Give the material once more, word for word, without any images.

— START —

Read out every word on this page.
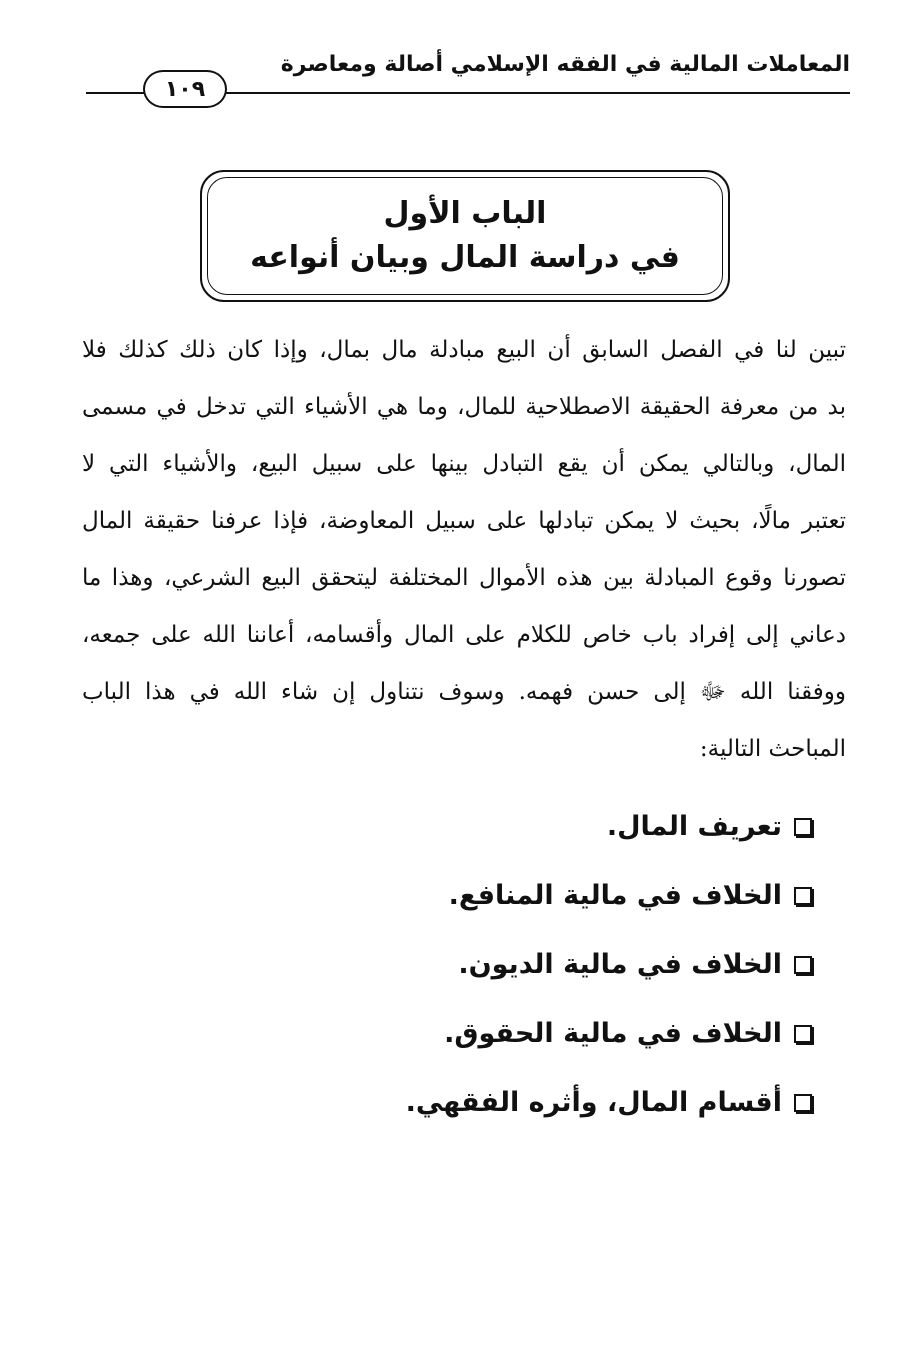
المعاملات المالية في الفقه الإسلامي أصالة ومعاصرة
١٠٩
الباب الأول
في دراسة المال وبيان أنواعه
تبين لنا في الفصل السابق أن البيع مبادلة مال بمال، وإذا كان ذلك كذلك فلا
بد من معرفة الحقيقة الاصطلاحية للمال، وما هي الأشياء التي تدخل في مسمى
المال، وبالتالي يمكن أن يقع التبادل بينها على سبيل البيع، والأشياء التي لا
تعتبر مالًا، بحيث لا يمكن تبادلها على سبيل المعاوضة، فإذا عرفنا حقيقة المال
تصورنا وقوع المبادلة بين هذه الأموال المختلفة ليتحقق البيع الشرعي، وهذا ما
دعاني إلى إفراد باب خاص للكلام على المال وأقسامه، أعاننا الله على جمعه،
ووفقنا الله ﷻ إلى حسن فهمه. وسوف نتناول إن شاء الله في هذا الباب
المباحث التالية:
تعريف المال.
الخلاف في مالية المنافع.
الخلاف في مالية الديون.
الخلاف في مالية الحقوق.
أقسام المال، وأثره الفقهي.
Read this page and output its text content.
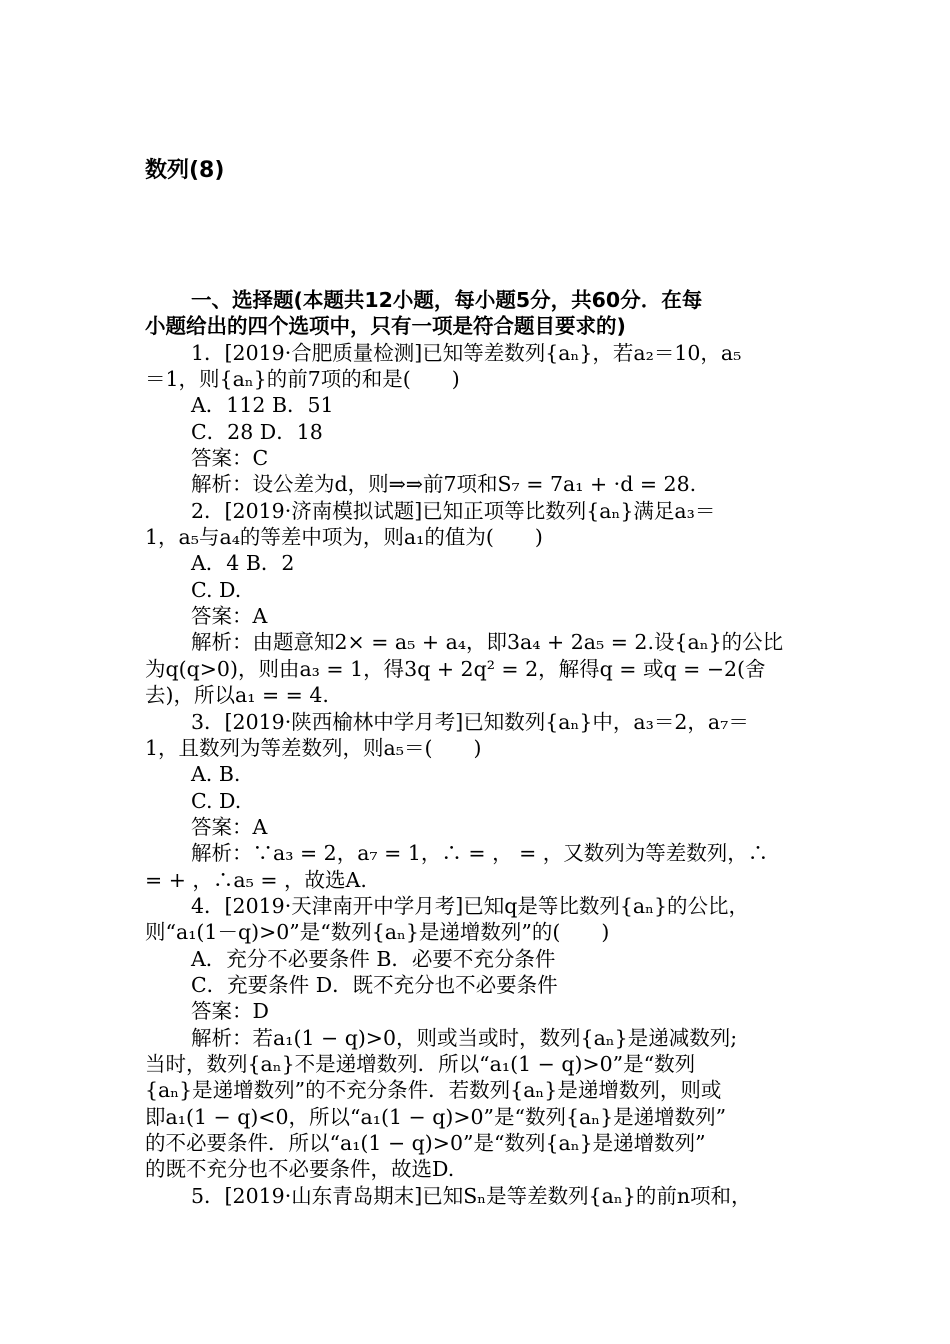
数列(8)
一、选择题(本题共12小题，每小题5分，共60分．在每
小题给出的四个选项中，只有一项是符合题目要求的)
1．[2019·合肥质量检测]已知等差数列{aₙ}，若a₂＝10，a₅
＝1，则{aₙ}的前7项的和是(　　)
A．112 B．51
C．28 D．18
答案：C
解析：设公差为d，则⇒⇒前7项和S₇ = 7a₁ + ·d = 28.
2．[2019·济南模拟试题]已知正项等比数列{aₙ}满足a₃＝
1，a₅与a₄的等差中项为，则a₁的值为(　　)
A．4 B．2
C. D.
答案：A
解析：由题意知2× = a₅ + a₄，即3a₄ + 2a₅ = 2.设{aₙ}的公比
为q(q>0)，则由a₃ = 1，得3q + 2q² = 2，解得q = 或q = −2(舍
去)，所以a₁ = = 4.
3．[2019·陕西榆林中学月考]已知数列{aₙ}中，a₃＝2，a₇＝
1，且数列为等差数列，则a₅＝(　　)
A. B.
C. D.
答案：A
解析：∵a₃ = 2，a₇ = 1，∴ = ， = ，又数列为等差数列，∴
= + ，∴a₅ = ，故选A.
4．[2019·天津南开中学月考]已知q是等比数列{aₙ}的公比，
则“a₁(1－q)>0”是“数列{aₙ}是递增数列”的(　　)
A．充分不必要条件 B．必要不充分条件
C．充要条件 D．既不充分也不必要条件
答案：D
解析：若a₁(1 − q)>0，则或当或时，数列{aₙ}是递减数列;
当时，数列{aₙ}不是递增数列．所以“a₁(1 − q)>0”是“数列
{aₙ}是递增数列”的不充分条件．若数列{aₙ}是递增数列，则或
即a₁(1 − q)<0，所以“a₁(1 − q)>0”是“数列{aₙ}是递增数列”
的不必要条件．所以“a₁(1 − q)>0”是“数列{aₙ}是递增数列”
的既不充分也不必要条件，故选D.
5．[2019·山东青岛期末]已知Sₙ是等差数列{aₙ}的前n项和，
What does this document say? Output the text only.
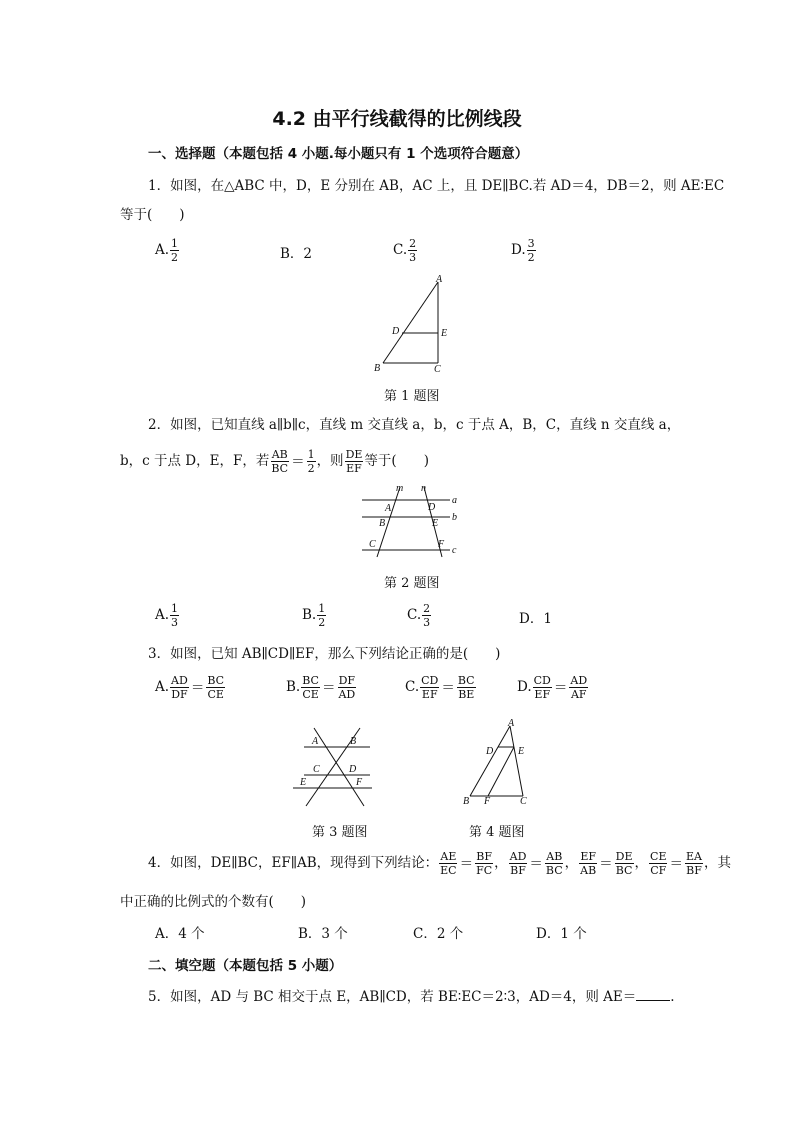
4.2 由平行线截得的比例线段
一、选择题（本题包括 4 小题.每小题只有 1 个选项符合题意）
1．如图，在△ABC 中，D，E 分别在 AB，AC 上，且 DE∥BC.若 AD＝4，DB＝2，则 AE∶EC
等于(　　)
A. $\frac{1}{2}$	B．2	C. $\frac{2}{3}$	D. $\frac{3}{2}$
A
B	C
D	E
第 1 题图
2．如图，已知直线 a∥b∥c，直线 m 交直线 a，b，c 于点 A，B，C，直线 n 交直线 a，
b，c 于点 D，E，F，若 $\frac{AB}{BC} = \frac{1}{2}$ ，则 $\frac{DE}{EF}$ 等于(　　)
m n
a
b
c
A
B
C
D
E
F
第 2 题图
A. $\frac{1}{3}$	B. $\frac{1}{2}$	C. $\frac{2}{3}$	D．1
3．如图，已知 AB∥CD∥EF，那么下列结论正确的是(　　)
A. $\frac{AD}{DF} = \frac{BC}{CE}$	B. $\frac{BC}{CE} = \frac{DF}{AD}$	C. $\frac{CD}{EF} = \frac{BC}{BE}$	D. $\frac{CD}{EF} = \frac{AD}{AF}$
A	B
C	D
E	F
第 3 题图
A
D E
B F	C
第 4 题图
4．如图，DE∥BC，EF∥AB，现得到下列结论： $\frac{AE}{EC} = \frac{BF}{FC}$ ， $\frac{AD}{BF} = \frac{AB}{BC}$ ， $\frac{EF}{AB} = \frac{DE}{BC}$ ， $\frac{CE}{CF} = \frac{EA}{BF}$ ，其
中正确的比例式的个数有(　　)
A．4 个	B．3 个	C．2 个	D．1 个
二、填空题（本题包括 5 小题）
5．如图，AD 与 BC 相交于点 E，AB∥CD，若 BE∶EC＝2∶3，AD＝4，则 AE＝	.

— END —

→ TASK RESULT
Read out every word on this page.
المعاملات المالية في الفقه الإسلامي أصالة ومعاصرة
١٠٩
الباب الأول
في دراسة المال وبيان أنواعه
تبين لنا في الفصل السابق أن البيع مبادلة مال بمال، وإذا كان ذلك كذلك فلا
بد من معرفة الحقيقة الاصطلاحية للمال، وما هي الأشياء التي تدخل في مسمى
المال، وبالتالي يمكن أن يقع التبادل بينها على سبيل البيع، والأشياء التي لا
تعتبر مالًا، بحيث لا يمكن تبادلها على سبيل المعاوضة، فإذا عرفنا حقيقة المال
تصورنا وقوع المبادلة بين هذه الأموال المختلفة ليتحقق البيع الشرعي، وهذا ما
دعاني إلى إفراد باب خاص للكلام على المال وأقسامه، أعاننا الله على جمعه،
ووفقنا الله ﷻ إلى حسن فهمه. وسوف نتناول إن شاء الله في هذا الباب
المباحث التالية:
تعريف المال.
الخلاف في مالية المنافع.
الخلاف في مالية الديون.
الخلاف في مالية الحقوق.
أقسام المال، وأثره الفقهي.
Read this page and output its text content.
数列(8)
一、选择题(本题共12小题，每小题5分，共60分．在每
小题给出的四个选项中，只有一项是符合题目要求的)
1．[2019·合肥质量检测]已知等差数列{aₙ}，若a₂＝10，a₅
＝1，则{aₙ}的前7项的和是(　　)
A．112 B．51
C．28 D．18
答案：C
解析：设公差为d，则⇒⇒前7项和S₇ = 7a₁ + ·d = 28.
2．[2019·济南模拟试题]已知正项等比数列{aₙ}满足a₃＝
1，a₅与a₄的等差中项为，则a₁的值为(　　)
A．4 B．2
C. D.
答案：A
解析：由题意知2× = a₅ + a₄，即3a₄ + 2a₅ = 2.设{aₙ}的公比
为q(q>0)，则由a₃ = 1，得3q + 2q² = 2，解得q = 或q = −2(舍
去)，所以a₁ = = 4.
3．[2019·陕西榆林中学月考]已知数列{aₙ}中，a₃＝2，a₇＝
1，且数列为等差数列，则a₅＝(　　)
A. B.
C. D.
答案：A
解析：∵a₃ = 2，a₇ = 1，∴ = ， = ，又数列为等差数列，∴
= + ，∴a₅ = ，故选A.
4．[2019·天津南开中学月考]已知q是等比数列{aₙ}的公比，
则“a₁(1－q)>0”是“数列{aₙ}是递增数列”的(　　)
A．充分不必要条件 B．必要不充分条件
C．充要条件 D．既不充分也不必要条件
答案：D
解析：若a₁(1 − q)>0，则或当或时，数列{aₙ}是递减数列;
当时，数列{aₙ}不是递增数列．所以“a₁(1 − q)>0”是“数列
{aₙ}是递增数列”的不充分条件．若数列{aₙ}是递增数列，则或
即a₁(1 − q)<0，所以“a₁(1 − q)>0”是“数列{aₙ}是递增数列”
的不必要条件．所以“a₁(1 − q)>0”是“数列{aₙ}是递增数列”
的既不充分也不必要条件，故选D.
5．[2019·山东青岛期末]已知Sₙ是等差数列{aₙ}的前n项和，
What does this document say? Output the text only.
4.2 由平行线截得的比例线段
一、选择题（本题包括 4 小题.每小题只有 1 个选项符合题意）
1．如图，在△ABC 中，D，E 分别在 AB，AC 上，且 DE∥BC.若 AD＝4，DB＝2，则 AE∶EC
等于(　　)
A. $\frac{1}{2}$	B．2	C. $\frac{2}{3}$	D. $\frac{3}{2}$
A
B	C
D	E
第 1 题图
2．如图，已知直线 a∥b∥c，直线 m 交直线 a，b，c 于点 A，B，C，直线 n 交直线 a，
b，c 于点 D，E，F，若 $\frac{AB}{BC} = \frac{1}{2}$ ，则 $\frac{DE}{EF}$ 等于(　　)
m n
a
b
c
A
B
C
D
E
F
第 2 题图
A. $\frac{1}{3}$	B. $\frac{1}{2}$	C. $\frac{2}{3}$	D．1
3．如图，已知 AB∥CD∥EF，那么下列结论正确的是(　　)
A. $\frac{AD}{DF} = \frac{BC}{CE}$	B. $\frac{BC}{CE} = \frac{DF}{AD}$	C. $\frac{CD}{EF} = \frac{BC}{BE}$	D. $\frac{CD}{EF} = \frac{AD}{AF}$
A	B
C	D
E	F
第 3 题图
A
D E
B F	C
第 4 题图
4．如图，DE∥BC，EF∥AB，现得到下列结论： $\frac{AE}{EC} = \frac{BF}{FC}$ ， $\frac{AD}{BF} = \frac{AB}{BC}$ ， $\frac{EF}{AB} = \frac{DE}{BC}$ ， $\frac{CE}{CF} = \frac{EA}{BF}$ ，其
中正确的比例式的个数有(　　)
A．4 个	B．3 个	C．2 个	D．1 个
二、填空题（本题包括 5 小题）
5．如图，AD 与 BC 相交于点 E，AB∥CD，若 BE∶EC＝2∶3，AD＝4，则 AE＝	.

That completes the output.